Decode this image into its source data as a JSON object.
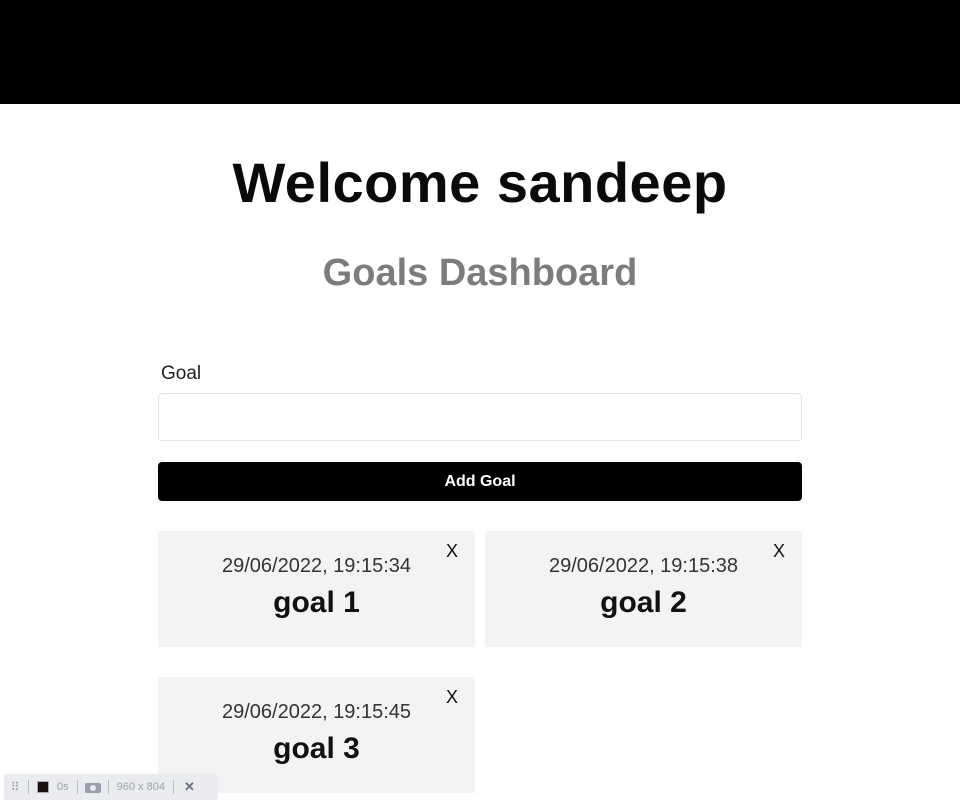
{
  "header": {
    "welcome": "Welcome sandeep",
    "subtitle": "Goals Dashboard"
  },
  "form": {
    "goal_label": "Goal",
    "goal_value": "",
    "goal_placeholder": "",
    "add_button_label": "Add Goal"
  },
  "goals": [
    {
      "date": "29/06/2022, 19:15:34",
      "text": "goal 1",
      "delete_label": "X"
    },
    {
      "date": "29/06/2022, 19:15:38",
      "text": "goal 2",
      "delete_label": "X"
    },
    {
      "date": "29/06/2022, 19:15:45",
      "text": "goal 3",
      "delete_label": "X"
    }
  ],
  "devtools": {
    "grip_icon": "drag-handle-icon",
    "color_swatch": "#1a0f0f",
    "time": "0s",
    "camera_icon": "camera-icon",
    "viewport": "960 x 804",
    "close_label": "✕"
  },
  "colors": {
    "top_bar": "#000000",
    "subtitle": "#7c7c7c",
    "card_bg": "#f3f3f3",
    "button_bg": "#000000"
  }
}
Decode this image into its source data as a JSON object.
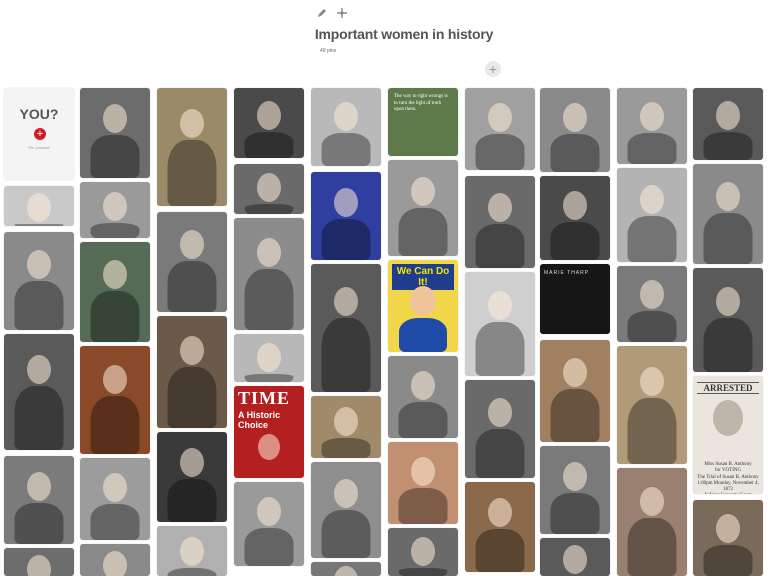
{
  "board": {
    "title": "Important women in history",
    "pin_count": "49 pins",
    "add_label": "+"
  },
  "toolbar": {
    "edit_icon": "pencil-icon",
    "move_icon": "move-icon"
  },
  "create_card": {
    "heading": "YOU?",
    "plus": "+",
    "caption": "Pin yourself"
  },
  "pins": {
    "quote_text": "The way to right wrongs is to turn the light of truth upon them.",
    "rosie": "We Can Do It!",
    "time_logo": "TIME",
    "time_sub": "A Historic Choice",
    "marie": "MARIE THARP",
    "poster_head": "ARRESTED",
    "poster_body": "Miss Susan B. Anthony\nfor VOTING\nThe Trial of Susan B. Anthony\n1:00pm Monday, November 4, 1872\nIndiana Supreme Court\nFREE & OPEN TO THE PUBLIC"
  },
  "colors": {
    "accent": "#cb2027",
    "title": "#555555"
  }
}
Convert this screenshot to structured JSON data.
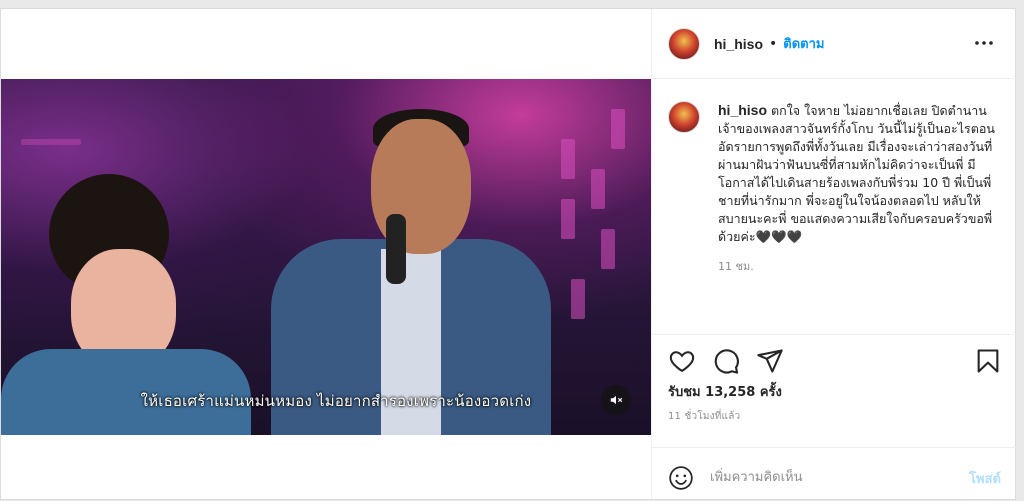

::::::::

Given problem
Retype the data above exactly; pictures are not part of the copy.

Expected output
Decode this image into its source data as a JSON object.
{
  "header": {
    "welcome": "Welcome sandeep",
    "subtitle": "Goals Dashboard"
  },
  "form": {
    "goal_label": "Goal",
    "goal_value": "",
    "goal_placeholder": "",
    "add_button_label": "Add Goal"
  },
  "goals": [
    {
      "date": "29/06/2022, 19:15:34",
      "text": "goal 1",
      "delete_label": "X"
    },
    {
      "date": "29/06/2022, 19:15:38",
      "text": "goal 2",
      "delete_label": "X"
    },
    {
      "date": "29/06/2022, 19:15:45",
      "text": "goal 3",
      "delete_label": "X"
    }
  ],
  "devtools": {
    "grip_icon": "drag-handle-icon",
    "color_swatch": "#1a0f0f",
    "time": "0s",
    "camera_icon": "camera-icon",
    "viewport": "960 x 804",
    "close_label": "✕"
  },
  "colors": {
    "top_bar": "#000000",
    "subtitle": "#7c7c7c",
    "card_bg": "#f3f3f3",
    "button_bg": "#000000"
  }
}
Decode this image into its source data as a JSON object.
{
  "board": {
    "title": "Important women in history",
    "pin_count": "49 pins",
    "add_label": "+"
  },
  "toolbar": {
    "edit_icon": "pencil-icon",
    "move_icon": "move-icon"
  },
  "create_card": {
    "heading": "YOU?",
    "plus": "+",
    "caption": "Pin yourself"
  },
  "pins": {
    "quote_text": "The way to right wrongs is to turn the light of truth upon them.",
    "rosie": "We Can Do It!",
    "time_logo": "TIME",
    "time_sub": "A Historic Choice",
    "marie": "MARIE THARP",
    "poster_head": "ARRESTED",
    "poster_body": "Miss Susan B. Anthony\nfor VOTING\nThe Trial of Susan B. Anthony\n1:00pm Monday, November 4, 1872\nIndiana Supreme Court\nFREE & OPEN TO THE PUBLIC"
  },
  "colors": {
    "accent": "#cb2027",
    "title": "#555555"
  }
}
Convert this screenshot to structured JSON data.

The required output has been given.